• [Your goal]:
Format the entries as a JSON list of strings, one string per line, with blank lines omitted. Start at the line containing "tab-content[interactable]: Statify Statistiken" and end after the line containing "chart-tooltip: 20.11 Aufrufe: 747", including both.

====== Extracted records

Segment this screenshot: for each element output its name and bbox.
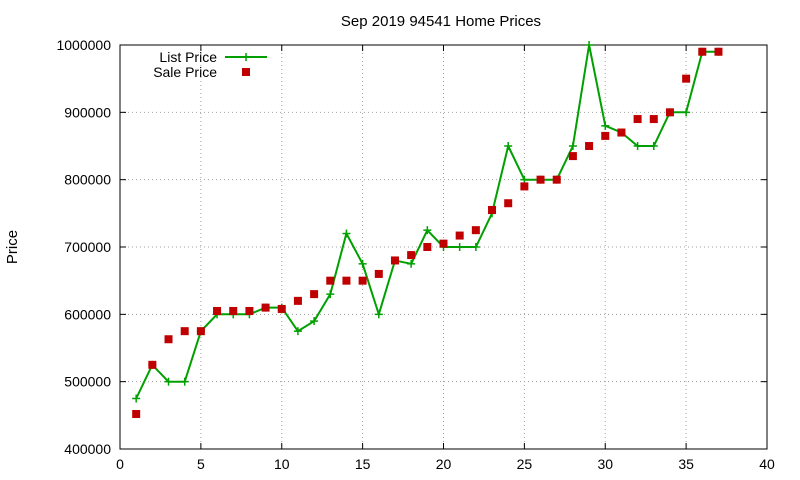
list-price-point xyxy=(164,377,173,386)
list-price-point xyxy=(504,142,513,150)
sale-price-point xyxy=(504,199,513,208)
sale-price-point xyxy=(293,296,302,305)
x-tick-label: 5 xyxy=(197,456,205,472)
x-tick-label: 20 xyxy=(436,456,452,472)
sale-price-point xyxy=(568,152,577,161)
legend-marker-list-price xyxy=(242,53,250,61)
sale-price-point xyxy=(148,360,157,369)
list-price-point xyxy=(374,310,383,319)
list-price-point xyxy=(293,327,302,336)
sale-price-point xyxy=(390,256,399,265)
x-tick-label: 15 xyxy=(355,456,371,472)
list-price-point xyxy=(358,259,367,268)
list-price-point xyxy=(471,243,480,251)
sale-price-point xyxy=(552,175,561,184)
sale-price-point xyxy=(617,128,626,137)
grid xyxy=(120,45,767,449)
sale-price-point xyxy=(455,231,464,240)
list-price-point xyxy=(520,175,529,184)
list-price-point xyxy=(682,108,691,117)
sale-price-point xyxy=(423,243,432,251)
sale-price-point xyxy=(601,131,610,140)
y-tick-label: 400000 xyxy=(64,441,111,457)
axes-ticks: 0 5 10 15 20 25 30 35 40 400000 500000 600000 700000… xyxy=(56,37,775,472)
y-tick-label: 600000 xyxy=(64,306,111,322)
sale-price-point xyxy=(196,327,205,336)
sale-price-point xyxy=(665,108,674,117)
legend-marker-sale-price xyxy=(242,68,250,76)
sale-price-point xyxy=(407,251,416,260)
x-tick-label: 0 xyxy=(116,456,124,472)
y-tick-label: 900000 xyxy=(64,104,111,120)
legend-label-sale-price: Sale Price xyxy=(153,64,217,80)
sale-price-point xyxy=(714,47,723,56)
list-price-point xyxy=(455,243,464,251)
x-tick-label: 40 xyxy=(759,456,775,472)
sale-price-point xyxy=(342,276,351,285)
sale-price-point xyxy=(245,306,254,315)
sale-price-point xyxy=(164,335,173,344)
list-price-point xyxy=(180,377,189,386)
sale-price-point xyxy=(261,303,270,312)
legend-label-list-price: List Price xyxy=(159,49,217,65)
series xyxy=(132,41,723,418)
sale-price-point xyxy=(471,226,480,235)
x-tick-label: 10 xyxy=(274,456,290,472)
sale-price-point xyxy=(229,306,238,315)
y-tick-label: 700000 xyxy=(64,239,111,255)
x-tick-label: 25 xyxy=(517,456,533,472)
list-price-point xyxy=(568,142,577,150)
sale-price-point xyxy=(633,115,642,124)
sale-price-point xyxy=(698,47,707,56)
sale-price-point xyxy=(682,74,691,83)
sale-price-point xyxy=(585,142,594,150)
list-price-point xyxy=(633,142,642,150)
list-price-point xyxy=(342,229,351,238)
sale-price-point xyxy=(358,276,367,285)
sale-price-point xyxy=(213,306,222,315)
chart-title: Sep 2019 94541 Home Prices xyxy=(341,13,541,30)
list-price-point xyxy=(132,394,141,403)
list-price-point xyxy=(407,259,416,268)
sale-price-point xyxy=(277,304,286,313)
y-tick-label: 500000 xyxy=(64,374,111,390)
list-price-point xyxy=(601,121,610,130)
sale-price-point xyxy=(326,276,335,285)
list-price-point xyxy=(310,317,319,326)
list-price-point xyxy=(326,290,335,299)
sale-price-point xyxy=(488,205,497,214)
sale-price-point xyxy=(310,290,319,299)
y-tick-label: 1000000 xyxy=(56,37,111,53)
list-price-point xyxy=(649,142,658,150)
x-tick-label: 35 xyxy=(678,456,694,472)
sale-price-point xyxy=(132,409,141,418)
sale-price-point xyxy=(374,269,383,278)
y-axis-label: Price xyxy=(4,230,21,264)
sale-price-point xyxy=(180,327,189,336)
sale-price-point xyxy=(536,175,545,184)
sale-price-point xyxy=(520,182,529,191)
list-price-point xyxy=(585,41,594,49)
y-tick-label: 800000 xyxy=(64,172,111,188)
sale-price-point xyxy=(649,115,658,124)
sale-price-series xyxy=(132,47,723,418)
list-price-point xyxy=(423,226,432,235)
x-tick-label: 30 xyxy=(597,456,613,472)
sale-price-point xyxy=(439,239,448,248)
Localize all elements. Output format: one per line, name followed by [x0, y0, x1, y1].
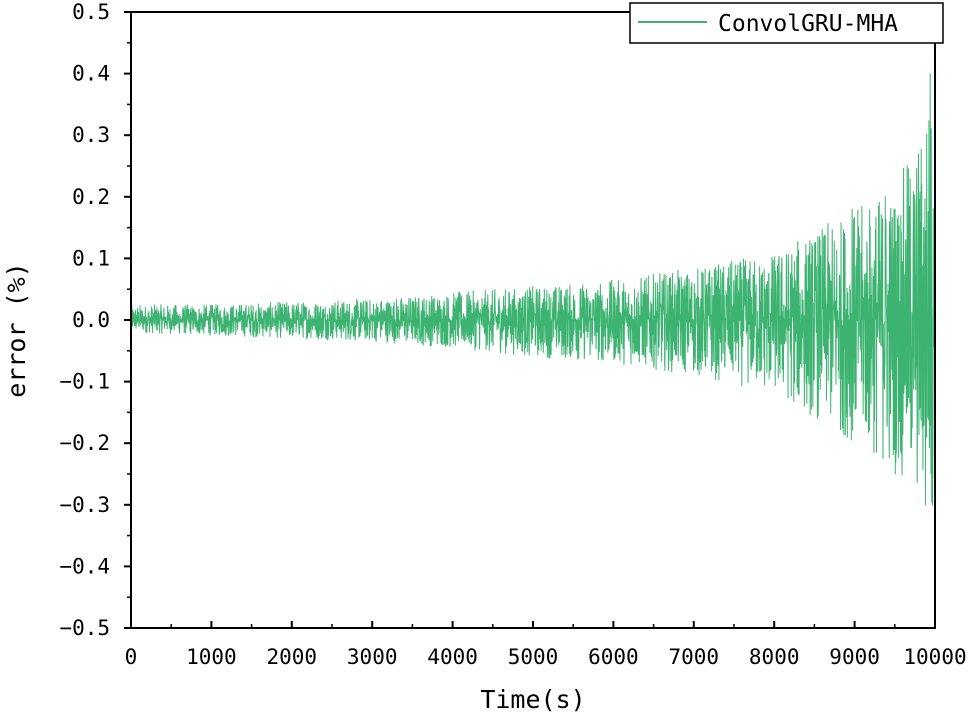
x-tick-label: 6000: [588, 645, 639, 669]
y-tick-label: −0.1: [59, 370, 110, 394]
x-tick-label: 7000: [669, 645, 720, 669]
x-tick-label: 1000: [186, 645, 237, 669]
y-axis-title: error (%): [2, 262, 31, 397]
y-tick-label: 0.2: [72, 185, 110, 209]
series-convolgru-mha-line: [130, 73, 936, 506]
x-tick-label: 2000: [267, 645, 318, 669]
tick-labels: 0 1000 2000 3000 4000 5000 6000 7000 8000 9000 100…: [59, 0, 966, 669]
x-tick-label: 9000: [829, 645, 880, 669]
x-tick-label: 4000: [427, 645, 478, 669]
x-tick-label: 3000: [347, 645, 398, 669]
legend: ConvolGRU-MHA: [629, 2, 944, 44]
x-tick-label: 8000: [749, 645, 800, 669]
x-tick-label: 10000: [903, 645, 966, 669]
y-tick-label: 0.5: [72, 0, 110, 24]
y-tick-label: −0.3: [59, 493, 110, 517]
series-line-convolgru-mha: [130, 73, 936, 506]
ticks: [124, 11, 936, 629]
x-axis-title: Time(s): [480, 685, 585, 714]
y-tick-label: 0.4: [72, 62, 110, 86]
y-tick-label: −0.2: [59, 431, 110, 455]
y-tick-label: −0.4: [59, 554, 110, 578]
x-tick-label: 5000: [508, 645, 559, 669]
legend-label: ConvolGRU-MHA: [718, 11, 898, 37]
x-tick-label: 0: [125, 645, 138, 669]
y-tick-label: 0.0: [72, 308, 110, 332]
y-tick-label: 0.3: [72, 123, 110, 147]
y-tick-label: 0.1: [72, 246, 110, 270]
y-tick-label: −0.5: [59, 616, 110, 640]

============
====== Extracted records

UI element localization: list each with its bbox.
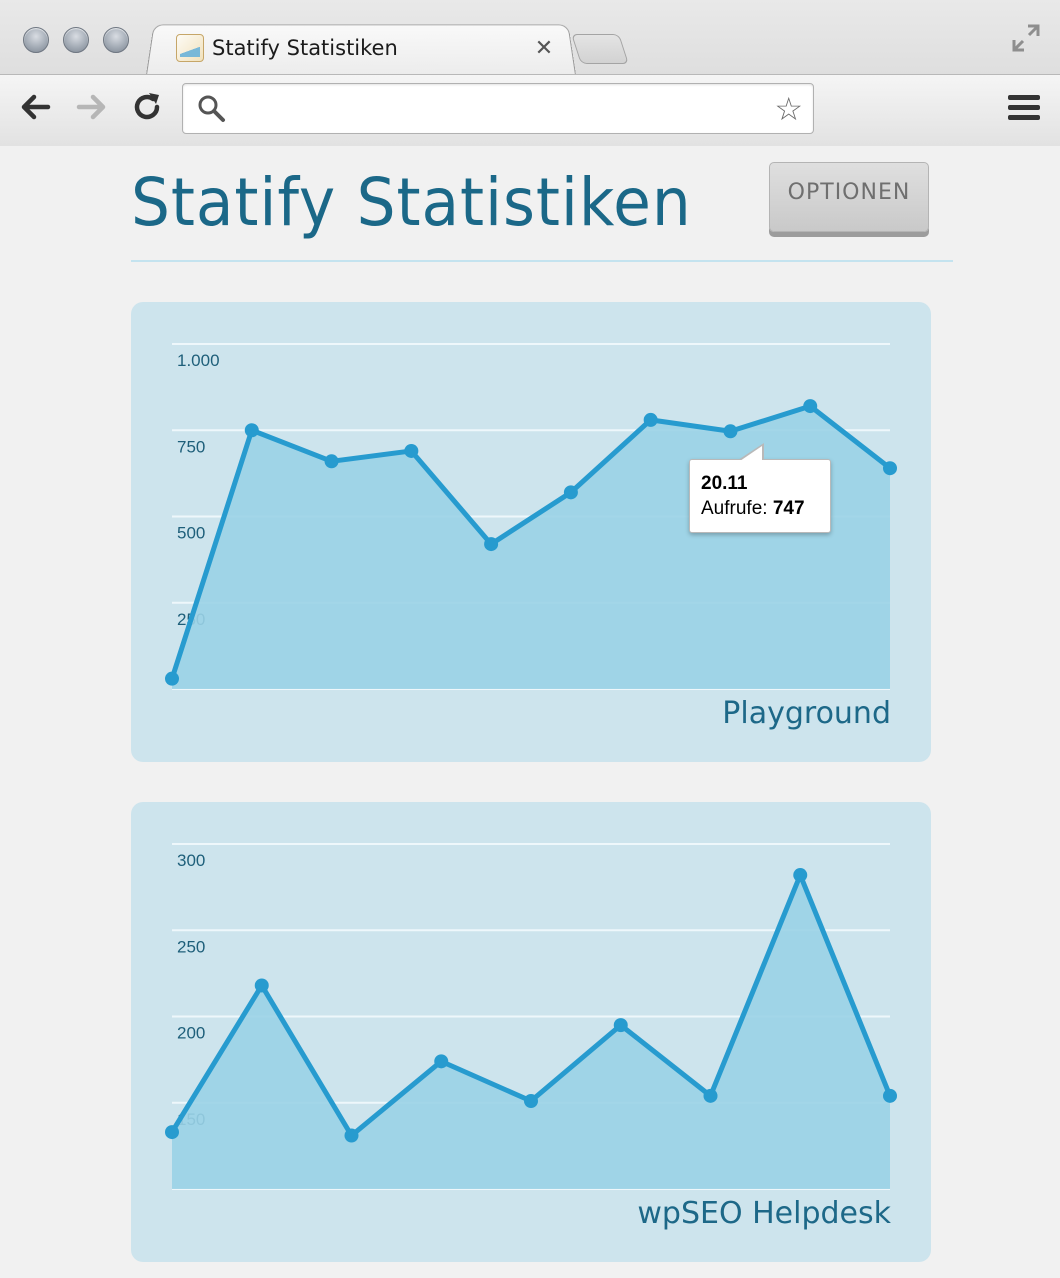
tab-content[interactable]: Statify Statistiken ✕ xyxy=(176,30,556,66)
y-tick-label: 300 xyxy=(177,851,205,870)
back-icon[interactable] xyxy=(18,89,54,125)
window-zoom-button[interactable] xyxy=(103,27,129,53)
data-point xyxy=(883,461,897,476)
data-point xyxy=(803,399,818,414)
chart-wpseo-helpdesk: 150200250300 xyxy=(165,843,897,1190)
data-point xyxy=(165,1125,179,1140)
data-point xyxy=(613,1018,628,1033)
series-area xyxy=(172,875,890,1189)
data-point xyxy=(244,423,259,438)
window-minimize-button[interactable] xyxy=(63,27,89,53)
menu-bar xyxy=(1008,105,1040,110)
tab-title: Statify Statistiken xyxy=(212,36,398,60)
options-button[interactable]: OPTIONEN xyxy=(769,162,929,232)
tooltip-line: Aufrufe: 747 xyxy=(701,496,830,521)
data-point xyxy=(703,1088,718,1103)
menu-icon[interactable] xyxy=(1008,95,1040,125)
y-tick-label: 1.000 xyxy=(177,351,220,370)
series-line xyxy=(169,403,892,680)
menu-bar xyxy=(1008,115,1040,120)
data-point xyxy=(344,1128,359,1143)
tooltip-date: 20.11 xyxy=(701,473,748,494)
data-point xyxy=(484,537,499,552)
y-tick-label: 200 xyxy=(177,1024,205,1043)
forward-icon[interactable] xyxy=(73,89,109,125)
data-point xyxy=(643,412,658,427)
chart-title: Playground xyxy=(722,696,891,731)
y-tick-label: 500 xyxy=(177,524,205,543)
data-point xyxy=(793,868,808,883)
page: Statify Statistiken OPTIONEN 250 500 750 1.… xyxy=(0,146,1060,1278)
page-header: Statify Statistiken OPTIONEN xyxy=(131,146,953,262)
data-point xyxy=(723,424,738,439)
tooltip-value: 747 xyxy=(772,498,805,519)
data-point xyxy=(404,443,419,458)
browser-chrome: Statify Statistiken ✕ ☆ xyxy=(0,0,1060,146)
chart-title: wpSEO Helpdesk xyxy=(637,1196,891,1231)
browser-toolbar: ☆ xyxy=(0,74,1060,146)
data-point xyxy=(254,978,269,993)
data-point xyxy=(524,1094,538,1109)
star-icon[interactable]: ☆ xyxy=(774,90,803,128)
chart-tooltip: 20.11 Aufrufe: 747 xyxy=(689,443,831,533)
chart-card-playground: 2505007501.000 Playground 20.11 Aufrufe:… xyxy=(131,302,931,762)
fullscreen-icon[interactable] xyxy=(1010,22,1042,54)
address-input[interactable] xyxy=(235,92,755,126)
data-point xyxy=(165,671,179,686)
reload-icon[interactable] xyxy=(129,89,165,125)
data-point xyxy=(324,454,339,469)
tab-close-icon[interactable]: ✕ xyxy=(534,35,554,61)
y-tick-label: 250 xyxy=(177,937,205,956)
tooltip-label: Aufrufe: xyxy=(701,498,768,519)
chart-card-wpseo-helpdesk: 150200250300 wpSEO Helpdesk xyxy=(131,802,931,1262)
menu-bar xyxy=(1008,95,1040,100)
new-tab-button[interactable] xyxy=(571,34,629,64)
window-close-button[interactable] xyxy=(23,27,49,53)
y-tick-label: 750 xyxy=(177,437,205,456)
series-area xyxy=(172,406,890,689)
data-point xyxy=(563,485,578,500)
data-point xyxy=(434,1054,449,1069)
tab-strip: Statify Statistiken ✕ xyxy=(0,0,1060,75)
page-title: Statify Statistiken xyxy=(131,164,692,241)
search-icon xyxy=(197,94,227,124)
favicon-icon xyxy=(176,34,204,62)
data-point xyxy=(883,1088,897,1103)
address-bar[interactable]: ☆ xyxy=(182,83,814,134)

============

• [Response to this task]:
[
  "tab-content[interactable]: Statify Statistiken ✕ xyxy=(176,30,556,66)",
  "y-tick-label: 300 xyxy=(177,851,205,870)",
  "back-icon[interactable] xyxy=(18,89,54,125)",
  "window-zoom-button[interactable] xyxy=(103,27,129,53)",
  "data-point xyxy=(883,461,897,476)",
  "data-point xyxy=(803,399,818,414)",
  "chart-wpseo-helpdesk: 150200250300 xyxy=(165,843,897,1190)",
  "data-point xyxy=(165,1125,179,1140)",
  "data-point xyxy=(613,1018,628,1033)",
  "series-area xyxy=(172,875,890,1189)",
  "data-point xyxy=(244,423,259,438)",
  "window-minimize-button[interactable] xyxy=(63,27,89,53)",
  "menu-bar xyxy=(1008,105,1040,110)",
  "tab-title: Statify Statistiken xyxy=(212,36,398,60)",
  "options-button[interactable]: OPTIONEN xyxy=(769,162,929,232)",
  "tooltip-line: Aufrufe: 747 xyxy=(701,496,830,521)",
  "data-point xyxy=(703,1088,718,1103)",
  "menu-icon[interactable] xyxy=(1008,95,1040,125)",
  "y-tick-label: 1.000 xyxy=(177,351,220,370)",
  "series-line xyxy=(169,403,892,680)",
  "menu-bar xyxy=(1008,115,1040,120)",
  "data-point xyxy=(344,1128,359,1143)",
  "tooltip-date: 20.11 xyxy=(701,473,748,494)",
  "data-point xyxy=(484,537,499,552)",
  "y-tick-label: 200 xyxy=(177,1024,205,1043)",
  "forward-icon[interactable] xyxy=(73,89,109,125)",
  "data-point xyxy=(643,412,658,427)",
  "chart-title: Playground xyxy=(722,696,891,731)",
  "y-tick-label: 500 xyxy=(177,524,205,543)",
  "data-point xyxy=(793,868,808,883)",
  "page: Statify Statistiken OPTIONEN 250 500 750 1.… xyxy=(0,146,1060,1278)",
  "page-header: Statify Statistiken OPTIONEN xyxy=(131,146,953,262)",
  "data-point xyxy=(723,424,738,439)",
  "tooltip-value: 747 xyxy=(772,498,805,519)",
  "data-point xyxy=(404,443,419,458)",
  "browser-chrome: Statify Statistiken ✕ ☆ xyxy=(0,0,1060,146)",
  "chart-title: wpSEO Helpdesk xyxy=(637,1196,891,1231)",
  "browser-toolbar: ☆ xyxy=(0,74,1060,146)",
  "data-point xyxy=(254,978,269,993)",
  "data-point xyxy=(524,1094,538,1109)",
  "star-icon[interactable]: ☆ xyxy=(774,90,803,128)",
  "chart-tooltip: 20.11 Aufrufe: 747 xyxy=(689,443,831,533)"
]